─── Exercise material
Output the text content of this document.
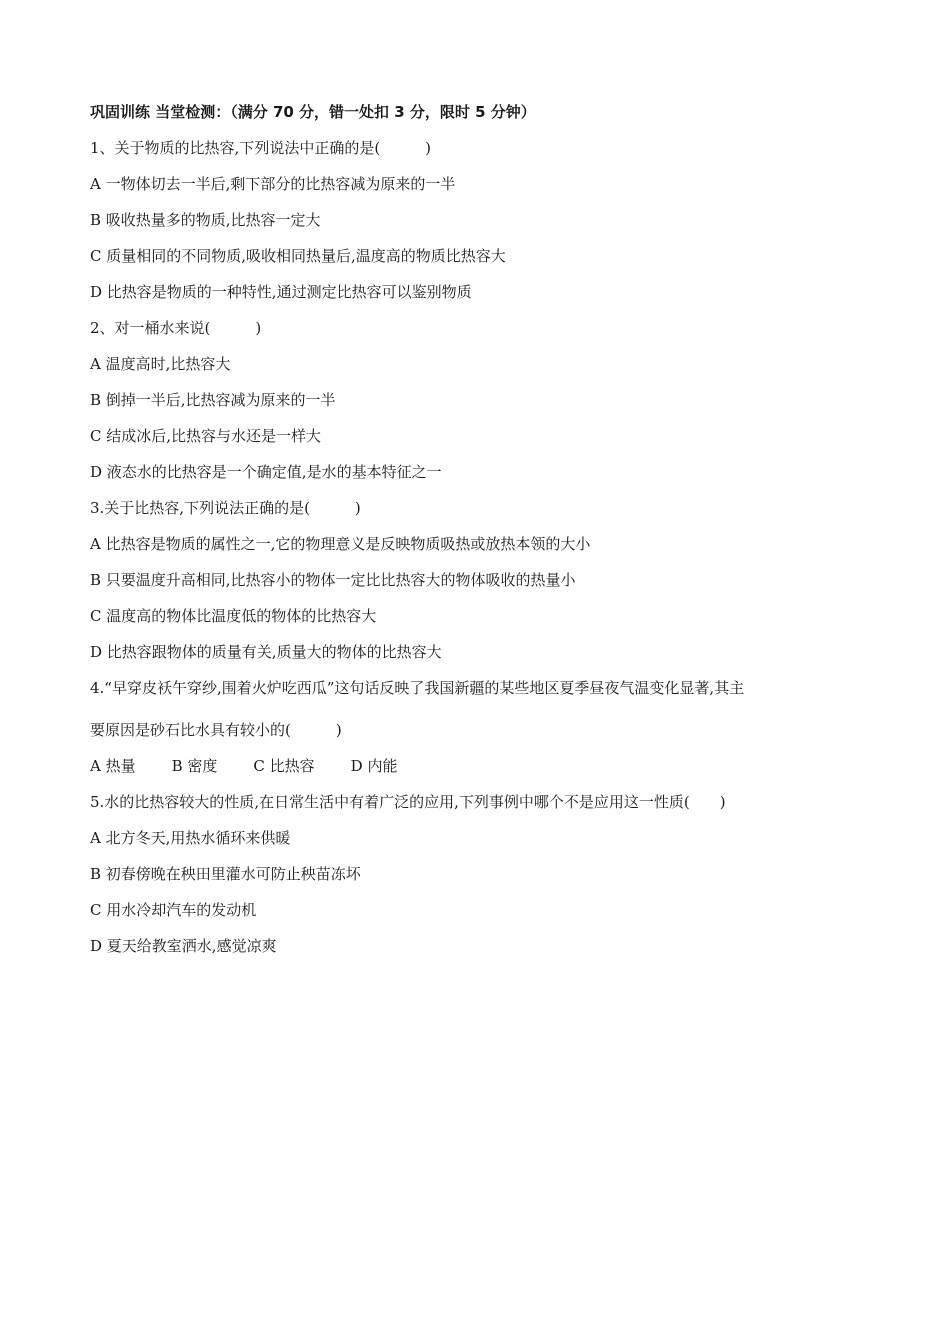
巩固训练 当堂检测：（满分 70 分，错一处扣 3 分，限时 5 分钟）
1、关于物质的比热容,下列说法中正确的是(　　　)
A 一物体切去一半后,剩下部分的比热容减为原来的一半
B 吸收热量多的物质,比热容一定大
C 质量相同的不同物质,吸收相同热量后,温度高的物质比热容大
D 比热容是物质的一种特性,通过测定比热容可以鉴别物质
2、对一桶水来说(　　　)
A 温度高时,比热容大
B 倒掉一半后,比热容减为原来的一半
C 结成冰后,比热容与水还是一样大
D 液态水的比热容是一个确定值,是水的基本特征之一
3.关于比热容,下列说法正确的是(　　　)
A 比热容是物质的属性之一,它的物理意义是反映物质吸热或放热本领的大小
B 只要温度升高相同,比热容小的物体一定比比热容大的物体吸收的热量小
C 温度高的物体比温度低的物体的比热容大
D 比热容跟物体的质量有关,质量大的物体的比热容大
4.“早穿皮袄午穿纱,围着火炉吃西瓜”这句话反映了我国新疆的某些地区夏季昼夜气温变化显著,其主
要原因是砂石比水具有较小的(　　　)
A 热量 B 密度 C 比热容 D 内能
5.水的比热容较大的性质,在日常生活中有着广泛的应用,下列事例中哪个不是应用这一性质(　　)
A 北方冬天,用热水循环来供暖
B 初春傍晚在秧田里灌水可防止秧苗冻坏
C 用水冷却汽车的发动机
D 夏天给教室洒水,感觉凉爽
──────
─── Exercise material
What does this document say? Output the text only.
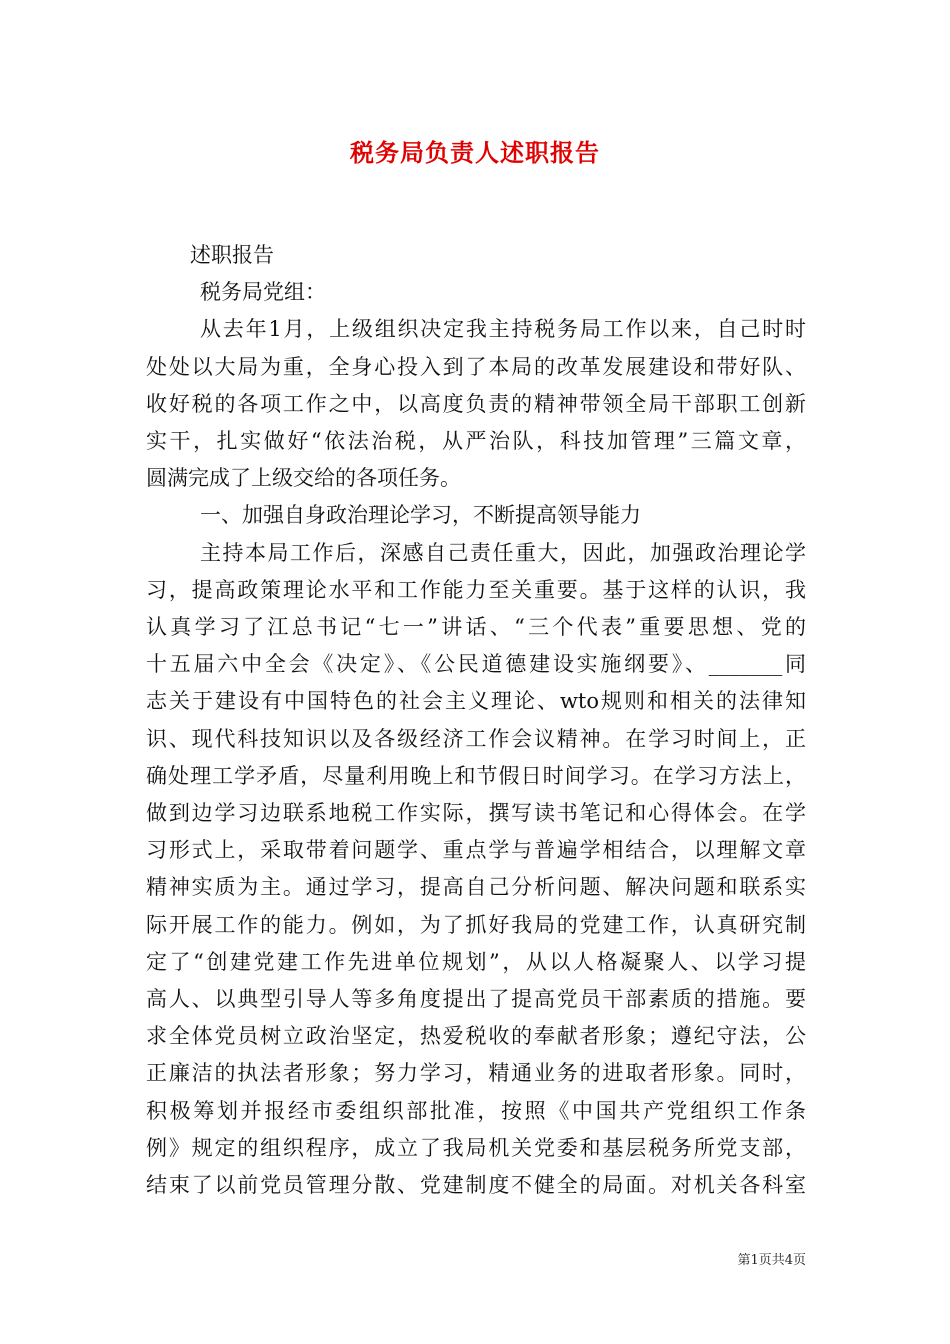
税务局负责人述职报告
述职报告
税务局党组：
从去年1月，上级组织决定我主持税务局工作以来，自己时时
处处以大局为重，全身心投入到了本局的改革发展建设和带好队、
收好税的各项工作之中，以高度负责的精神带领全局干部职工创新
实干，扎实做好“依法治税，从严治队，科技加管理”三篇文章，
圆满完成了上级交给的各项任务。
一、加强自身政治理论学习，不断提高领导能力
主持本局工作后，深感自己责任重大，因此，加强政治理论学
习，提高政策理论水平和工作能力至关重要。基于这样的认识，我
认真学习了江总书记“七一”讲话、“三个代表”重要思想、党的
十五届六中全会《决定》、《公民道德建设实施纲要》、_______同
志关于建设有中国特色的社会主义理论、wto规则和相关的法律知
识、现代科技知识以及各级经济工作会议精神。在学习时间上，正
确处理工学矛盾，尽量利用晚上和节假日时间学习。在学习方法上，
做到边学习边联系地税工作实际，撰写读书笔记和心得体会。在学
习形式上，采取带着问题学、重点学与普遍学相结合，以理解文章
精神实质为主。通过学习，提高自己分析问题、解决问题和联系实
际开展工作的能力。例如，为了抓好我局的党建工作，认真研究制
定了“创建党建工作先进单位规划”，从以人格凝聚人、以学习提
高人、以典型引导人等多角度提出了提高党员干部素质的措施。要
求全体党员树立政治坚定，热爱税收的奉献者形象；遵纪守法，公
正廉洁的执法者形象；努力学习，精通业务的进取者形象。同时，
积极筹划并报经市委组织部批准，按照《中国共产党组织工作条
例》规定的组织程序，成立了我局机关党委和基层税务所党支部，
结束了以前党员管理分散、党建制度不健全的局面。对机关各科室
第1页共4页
──────
To do: Count every line of the records that holds the string "document". Write only the total.

Answer for this exercise: 2